Exercices proposés =
a: Dites si chacune des affirmations suivantes concorde avec l'article sur les défections à Bejaia, en répondant par oui ou non et en citant les mots décisifs du texte : (i) la coordination de la commune de Bejaia aurait perdu 55 militants et cadres ; (ii) le coordinateur de la wilaya a été élu par la base ; (iii) les membres du comité central qui ont démissionné étaient en majorité des personnes âgées.
b: D'après l'article sur les défections à Bejaia, dans quelle ville Aissa Bennacer et Rabah Hamoudi ont-ils annoncé leur démission en décembre 2015 ?
c: Poursuivez l'article sur les défections à Bejaia après sa dernière phrase.

Texte fourni =
Selon les dernières nouvelle, la coordination du parti de la commune de Bejaia aurait enregistré la défection de 55 militants et cadres qui ont décidé de claquer la porte. Un mécontentement qui a pour origine la manière dont est géré le parti localement, alors que les élections législatives et municipales pointent à l’horizon.

Selon nos informations, les démissionnaires reprochent au coordinateur de la wilaya désigné par Benflis, et non élu par la base, d’agir « unilatéralement », sans respecter les règles démocratiques et le règlement intérieur.

Ce coordinateur, bombardé chef local du parti, s’est permis, selon les termes de leur déclaration, de « congédier un responsable communal légitiment et démocratiquement élu par la base militante ». Pour les pétitionnaires, la direction du parti observe le mutisme par tous les dépassements sans agir ».

Pour ces cadres mécontents, ce sont les anciennes pratiques révolues qui sont la cause de ces clivages et surtout la « perpétuation » des mentalités autoritaires. D’autres bureaux locaux de ce parti dans cette wilaya pourraient connaître des défections.

Des défections qui s’ajoutent aux démissions d’il y a quelques mois, notamment au sein du comité central, où une dizaine de membres, en majorité des jeunes, ont rendu le tablier. C’était lors de la deuxième session du CC de l’Avant-garde des Libertés. Les raisons invoquées sont les mêmes : le « mépris et le népotisme » pratiqué par ce parti, pour reprendre les termes propres des mécontents.

En décembre 2015, Aissa Bennacer et Rabah Hamoudi, deux membres fondateurs du parti, annoncent avec fracas leur démission à Constantine, suivis par 142 adhérents structurés au sein du bureau local de Zighoud-Youcef.

Dans leur communiqué, ils expliquent ces départs massifs par des « pratiques politiques en totale contradiction avec la vision initiale du parti, la mise à l’écart des véritables militants ou encore la prise de décisions iniques ».

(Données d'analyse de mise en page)
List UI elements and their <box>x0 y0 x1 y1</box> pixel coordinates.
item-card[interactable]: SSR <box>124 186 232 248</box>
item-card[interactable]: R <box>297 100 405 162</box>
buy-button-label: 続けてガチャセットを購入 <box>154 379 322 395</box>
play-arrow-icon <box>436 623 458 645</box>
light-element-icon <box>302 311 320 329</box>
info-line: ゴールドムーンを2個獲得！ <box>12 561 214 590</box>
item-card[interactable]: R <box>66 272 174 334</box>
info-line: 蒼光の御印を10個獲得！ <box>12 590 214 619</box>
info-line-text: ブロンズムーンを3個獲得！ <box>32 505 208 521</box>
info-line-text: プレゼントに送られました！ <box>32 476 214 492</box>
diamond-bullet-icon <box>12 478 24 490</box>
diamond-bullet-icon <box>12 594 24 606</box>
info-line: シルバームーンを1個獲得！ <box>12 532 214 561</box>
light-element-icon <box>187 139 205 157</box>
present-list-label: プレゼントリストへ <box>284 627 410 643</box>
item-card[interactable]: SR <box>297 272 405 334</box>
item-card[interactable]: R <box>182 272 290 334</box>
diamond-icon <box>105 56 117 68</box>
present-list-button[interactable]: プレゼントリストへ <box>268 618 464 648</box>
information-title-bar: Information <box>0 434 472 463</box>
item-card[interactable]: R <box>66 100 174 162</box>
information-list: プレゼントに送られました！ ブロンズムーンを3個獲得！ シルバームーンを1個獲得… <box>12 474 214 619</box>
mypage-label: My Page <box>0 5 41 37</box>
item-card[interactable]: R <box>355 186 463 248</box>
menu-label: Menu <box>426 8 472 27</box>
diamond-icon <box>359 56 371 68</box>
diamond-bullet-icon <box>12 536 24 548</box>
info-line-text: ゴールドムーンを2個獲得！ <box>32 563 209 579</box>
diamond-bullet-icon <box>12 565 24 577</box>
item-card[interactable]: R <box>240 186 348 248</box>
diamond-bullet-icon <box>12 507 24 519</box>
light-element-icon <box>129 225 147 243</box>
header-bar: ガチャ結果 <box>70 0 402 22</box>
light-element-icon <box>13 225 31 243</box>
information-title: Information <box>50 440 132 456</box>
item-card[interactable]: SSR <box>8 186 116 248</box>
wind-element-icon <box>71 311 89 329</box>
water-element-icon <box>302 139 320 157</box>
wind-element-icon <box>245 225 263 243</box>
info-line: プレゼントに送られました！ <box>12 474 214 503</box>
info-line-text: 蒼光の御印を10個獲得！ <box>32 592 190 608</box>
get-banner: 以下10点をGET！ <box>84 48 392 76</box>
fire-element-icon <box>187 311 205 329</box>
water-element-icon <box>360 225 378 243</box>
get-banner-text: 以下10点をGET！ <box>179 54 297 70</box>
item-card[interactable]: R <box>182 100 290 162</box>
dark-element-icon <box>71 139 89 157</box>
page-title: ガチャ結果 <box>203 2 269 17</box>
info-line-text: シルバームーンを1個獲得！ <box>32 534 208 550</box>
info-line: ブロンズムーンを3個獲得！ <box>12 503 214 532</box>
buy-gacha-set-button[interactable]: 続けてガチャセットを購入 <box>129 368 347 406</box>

Corrigé =
a:
(i) Oui : « aurait enregistré la défection de 55 militants et cadres ».
(ii) Non : « désigné par Benflis, et non élu par la base ».
(iii) Non : « en majorité des jeunes ».

b: Ils l'ont annoncée à Constantine.

c:
D’autres échos nous parviennent sur le malaise qui caractérise un grand nombre de bureaux locaux et régionaux.

Des échos qui semblent aujourd’hui toucher les instances supérieures du parti, en raison du changement subit du discours de Benflis à l’égard du pouvoir.

Alors que Benflis, son président, s’est efforcé depuis 2014 de tenir un langage dur et radical, basé sur « la vacance du pouvoir » et sur « l’incompétence du gouvernement » et les « périls qui pèsent sur le pays en cas du maintien du système », il semble qu’aujourd’hui, il n’emprunte plus les mêmes termes, ni les mêmes idées.

Pour rappel, Benflis a toujours considéré le quatrième mandat de Bouteflika comme « illégitime », développant un discours d’opposition et une analyse idéologique sur ce substrat. C’est d’ailleurs sous ces prétextes qu’il expliqua la naissance de son parti.

Mais, aux dires des observateurs, beaucoup d’eau a coulé sous les ponts. Benflis s’est-il assagi ? A-t-il reconnu quelque part que sa démarche n’a aucune chance d’aboutir ? Qu’est-ce qui a changé pour que Benflis change de ton, comme l’ont remarqué des observateurs dans son dernier communiqué à l’occasion de l’anniversaire du 1er novembre 1954 ?

Prépare-t-il ses cadres à l’annonce en janvier prochain de sa participation aux élections législatives, alors qu’il clame depuis toujours que le vote en Algérie est entaché de « fraude massive » et « fausse » la réalité politique et sociale du pays ?

Cependant, à défaut de parler de crise organique, certains pensent que le mouvement de Benflis traîne les maladies « héréditaires » de la praxis politique en Algérie, comme la rupture des liens entre la direction d’Alger et ses organes locaux de la base, pour ne pas dire la mise à l’écart des structures intermédiaires et régionales dans la confection des décisions politiques.

De même, ce parti agréé en septembre 2015, perpétue des pratiques issues du parti unique, d’autant que la majorité de ses adhérents sont issus du FLN ou ont fait un passage au sein de ce parti.

Des pratiques qui vont du népotisme dans le choix et la désignation des responsables au blocage du débat libre et démocratique interne. Pourtant, eux-mêmes disent avoir été victimes de ces pratiques et s’efforcent de combattre ces maux. Le problème, c’est que Benflis lui-même ne reconnaît pas qu’il existe une crise ou un malaise interne, car il estime que les démissionnaires sont « libres dans leurs choix », « libres de partir ou de rester ».